§ **SHORT TASK**
Repeat the records in full and exactly, omitting pictures.

— START OF DATA ROWS —

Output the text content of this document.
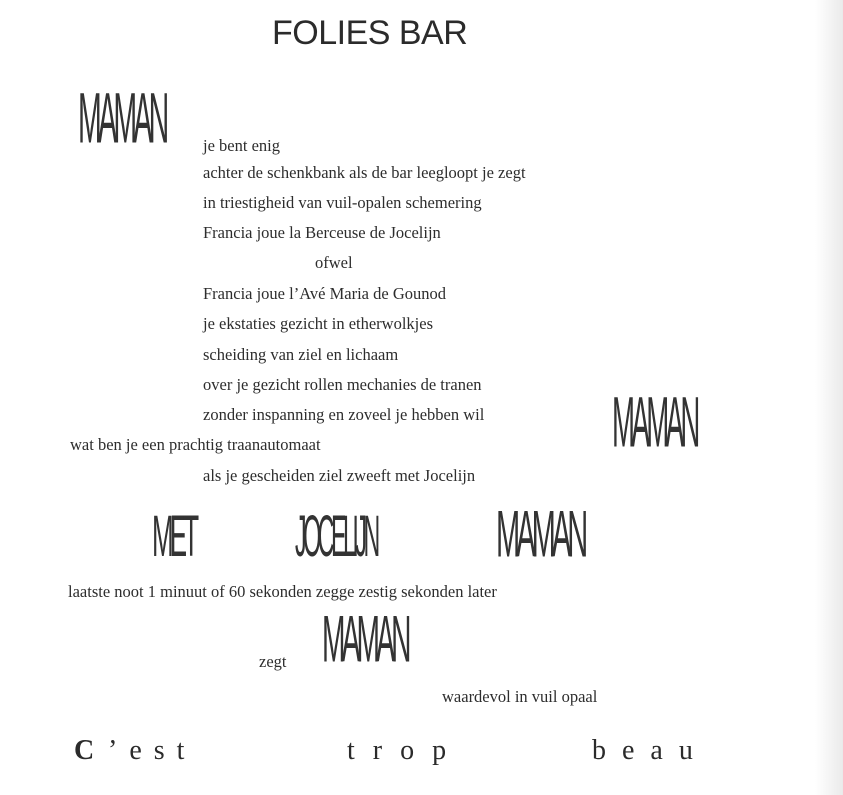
FOLIES BAR
MAMAN
MAMAN
MET JOCELIJN	MAMAN
MAMAN
je bent enig
achter de schenkbank als de bar leegloopt je zegt
in triestigheid van vuil-opalen schemering
Francia joue la Berceuse de Jocelijn
ofwel
Francia joue l’Avé Maria de Gounod
je ekstaties gezicht in etherwolkjes
scheiding van ziel en lichaam
over je gezicht rollen mechanies de tranen
zonder inspanning en zoveel je hebben wil
wat ben je een prachtig traanautomaat
als je gescheiden ziel zweeft met Jocelijn
laatste noot 1 minuut of 60 sekonden zegge zestig sekonden later
zegt
waardevol in vuil opaal
C ’est	trop	beau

— END OF DATA ROWS —

§ **WRITTEN SOLUTION**
Output the text content of this document.
FOLIES BAR
MAMAN
MAMAN
MET JOCELIJN	MAMAN
MAMAN
je bent enig
achter de schenkbank als de bar leegloopt je zegt
in triestigheid van vuil-opalen schemering
Francia joue la Berceuse de Jocelijn
ofwel
Francia joue l’Avé Maria de Gounod
je ekstaties gezicht in etherwolkjes
scheiding van ziel en lichaam
over je gezicht rollen mechanies de tranen
zonder inspanning en zoveel je hebben wil
wat ben je een prachtig traanautomaat
als je gescheiden ziel zweeft met Jocelijn
laatste noot 1 minuut of 60 sekonden zegge zestig sekonden later
zegt
waardevol in vuil opaal
C ’est	trop	beau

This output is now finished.